◆ Stated goal
Search the data below for the word "badge" and copy each line that holds it.

◆ Exercise material
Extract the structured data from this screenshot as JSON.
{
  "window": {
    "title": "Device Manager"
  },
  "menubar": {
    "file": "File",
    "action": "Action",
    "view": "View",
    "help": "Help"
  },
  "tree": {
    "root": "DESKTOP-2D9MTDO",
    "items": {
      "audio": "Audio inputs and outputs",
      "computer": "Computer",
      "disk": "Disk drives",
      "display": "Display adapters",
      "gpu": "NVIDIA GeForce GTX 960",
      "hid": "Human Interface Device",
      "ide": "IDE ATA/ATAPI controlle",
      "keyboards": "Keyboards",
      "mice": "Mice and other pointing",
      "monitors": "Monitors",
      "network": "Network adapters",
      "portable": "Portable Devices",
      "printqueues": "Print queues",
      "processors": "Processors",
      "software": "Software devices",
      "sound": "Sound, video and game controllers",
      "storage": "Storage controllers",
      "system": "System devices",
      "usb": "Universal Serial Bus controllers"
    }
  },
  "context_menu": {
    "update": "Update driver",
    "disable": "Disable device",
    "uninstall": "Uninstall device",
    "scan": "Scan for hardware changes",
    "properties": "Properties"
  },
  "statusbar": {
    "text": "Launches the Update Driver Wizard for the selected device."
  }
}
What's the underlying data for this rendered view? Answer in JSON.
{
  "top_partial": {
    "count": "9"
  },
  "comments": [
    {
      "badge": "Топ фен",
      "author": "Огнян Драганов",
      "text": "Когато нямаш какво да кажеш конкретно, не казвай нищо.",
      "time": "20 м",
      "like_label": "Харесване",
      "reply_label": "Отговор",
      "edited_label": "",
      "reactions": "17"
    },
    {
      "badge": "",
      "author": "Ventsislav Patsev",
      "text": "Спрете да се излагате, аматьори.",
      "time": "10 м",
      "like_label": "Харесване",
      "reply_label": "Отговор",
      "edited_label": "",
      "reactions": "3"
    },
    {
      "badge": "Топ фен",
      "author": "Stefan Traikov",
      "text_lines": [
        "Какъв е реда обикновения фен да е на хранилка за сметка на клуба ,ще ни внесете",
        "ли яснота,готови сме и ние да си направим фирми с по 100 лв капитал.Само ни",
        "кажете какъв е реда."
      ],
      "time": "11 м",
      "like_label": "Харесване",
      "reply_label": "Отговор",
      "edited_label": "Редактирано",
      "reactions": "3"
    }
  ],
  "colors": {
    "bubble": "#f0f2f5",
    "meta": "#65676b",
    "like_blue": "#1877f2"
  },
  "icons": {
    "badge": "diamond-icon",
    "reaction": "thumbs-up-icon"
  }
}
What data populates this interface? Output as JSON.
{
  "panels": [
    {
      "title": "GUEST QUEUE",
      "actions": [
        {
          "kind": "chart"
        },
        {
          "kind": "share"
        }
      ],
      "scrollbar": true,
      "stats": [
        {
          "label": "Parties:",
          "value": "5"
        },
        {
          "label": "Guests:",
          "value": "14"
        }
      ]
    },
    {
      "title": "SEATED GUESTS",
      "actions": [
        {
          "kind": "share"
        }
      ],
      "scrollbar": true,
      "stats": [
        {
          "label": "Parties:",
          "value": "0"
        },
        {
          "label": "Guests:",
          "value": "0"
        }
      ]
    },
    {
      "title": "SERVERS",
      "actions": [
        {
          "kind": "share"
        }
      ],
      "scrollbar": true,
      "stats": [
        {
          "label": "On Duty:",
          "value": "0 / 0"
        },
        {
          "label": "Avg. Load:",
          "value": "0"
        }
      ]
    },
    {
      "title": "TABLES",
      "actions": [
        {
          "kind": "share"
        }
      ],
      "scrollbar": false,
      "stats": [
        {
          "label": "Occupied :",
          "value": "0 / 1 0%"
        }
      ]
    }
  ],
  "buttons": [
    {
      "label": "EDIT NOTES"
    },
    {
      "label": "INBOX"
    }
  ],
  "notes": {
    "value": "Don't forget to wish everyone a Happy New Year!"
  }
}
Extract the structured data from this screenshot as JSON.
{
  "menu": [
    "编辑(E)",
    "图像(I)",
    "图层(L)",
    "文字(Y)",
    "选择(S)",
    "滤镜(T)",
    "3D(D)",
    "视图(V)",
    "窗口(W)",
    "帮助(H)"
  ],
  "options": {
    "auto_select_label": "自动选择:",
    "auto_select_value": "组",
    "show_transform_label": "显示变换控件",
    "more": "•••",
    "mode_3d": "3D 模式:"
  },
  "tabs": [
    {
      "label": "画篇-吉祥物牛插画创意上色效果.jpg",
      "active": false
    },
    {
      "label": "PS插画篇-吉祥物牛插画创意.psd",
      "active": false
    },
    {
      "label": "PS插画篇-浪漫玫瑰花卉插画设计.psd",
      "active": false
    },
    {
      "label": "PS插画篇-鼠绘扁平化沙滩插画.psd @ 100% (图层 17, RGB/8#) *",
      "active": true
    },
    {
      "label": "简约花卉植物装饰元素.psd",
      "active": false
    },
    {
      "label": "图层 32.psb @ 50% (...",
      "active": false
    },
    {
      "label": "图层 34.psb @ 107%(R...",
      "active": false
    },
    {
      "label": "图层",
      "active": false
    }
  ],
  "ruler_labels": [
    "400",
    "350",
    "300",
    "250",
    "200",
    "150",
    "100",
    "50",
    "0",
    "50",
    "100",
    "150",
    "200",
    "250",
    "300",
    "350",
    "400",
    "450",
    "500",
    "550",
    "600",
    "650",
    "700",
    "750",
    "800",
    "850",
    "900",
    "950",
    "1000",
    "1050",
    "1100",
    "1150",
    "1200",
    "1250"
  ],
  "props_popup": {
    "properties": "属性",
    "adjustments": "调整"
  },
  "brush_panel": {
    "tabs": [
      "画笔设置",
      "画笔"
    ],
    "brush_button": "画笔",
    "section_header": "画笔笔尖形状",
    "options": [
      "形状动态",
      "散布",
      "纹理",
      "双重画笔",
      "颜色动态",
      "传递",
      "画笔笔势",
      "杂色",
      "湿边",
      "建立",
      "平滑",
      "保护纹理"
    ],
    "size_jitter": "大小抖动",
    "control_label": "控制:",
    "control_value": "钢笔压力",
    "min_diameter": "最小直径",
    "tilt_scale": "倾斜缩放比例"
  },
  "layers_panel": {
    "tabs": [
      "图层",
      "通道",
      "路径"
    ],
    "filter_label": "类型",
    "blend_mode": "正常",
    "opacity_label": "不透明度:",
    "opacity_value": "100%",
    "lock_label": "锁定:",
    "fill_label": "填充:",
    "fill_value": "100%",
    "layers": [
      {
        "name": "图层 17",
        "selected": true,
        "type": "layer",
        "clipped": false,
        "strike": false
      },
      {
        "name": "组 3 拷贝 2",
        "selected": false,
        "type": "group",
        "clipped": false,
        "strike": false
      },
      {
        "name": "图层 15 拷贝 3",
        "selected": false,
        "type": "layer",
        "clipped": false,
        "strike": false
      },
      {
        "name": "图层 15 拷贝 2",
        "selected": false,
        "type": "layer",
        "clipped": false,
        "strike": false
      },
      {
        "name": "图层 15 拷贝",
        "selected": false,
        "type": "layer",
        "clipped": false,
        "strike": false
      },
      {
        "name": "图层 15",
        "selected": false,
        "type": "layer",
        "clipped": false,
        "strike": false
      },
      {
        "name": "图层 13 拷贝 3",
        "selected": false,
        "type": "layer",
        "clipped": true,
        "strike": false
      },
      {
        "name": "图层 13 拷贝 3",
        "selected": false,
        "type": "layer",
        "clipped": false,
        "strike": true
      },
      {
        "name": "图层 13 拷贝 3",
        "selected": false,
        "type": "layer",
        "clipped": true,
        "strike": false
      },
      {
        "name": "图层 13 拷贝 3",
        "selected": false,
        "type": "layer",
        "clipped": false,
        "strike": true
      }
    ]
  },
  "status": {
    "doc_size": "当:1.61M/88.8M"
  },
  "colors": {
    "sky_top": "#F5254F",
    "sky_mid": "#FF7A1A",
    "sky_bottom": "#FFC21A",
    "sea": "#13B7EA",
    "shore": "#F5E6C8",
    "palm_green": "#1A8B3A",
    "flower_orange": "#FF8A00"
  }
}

◆ Written reply
      "badge": "Топ фен",
      "badge": "",
      "badge": "Топ фен",
    "badge": "diamond-icon",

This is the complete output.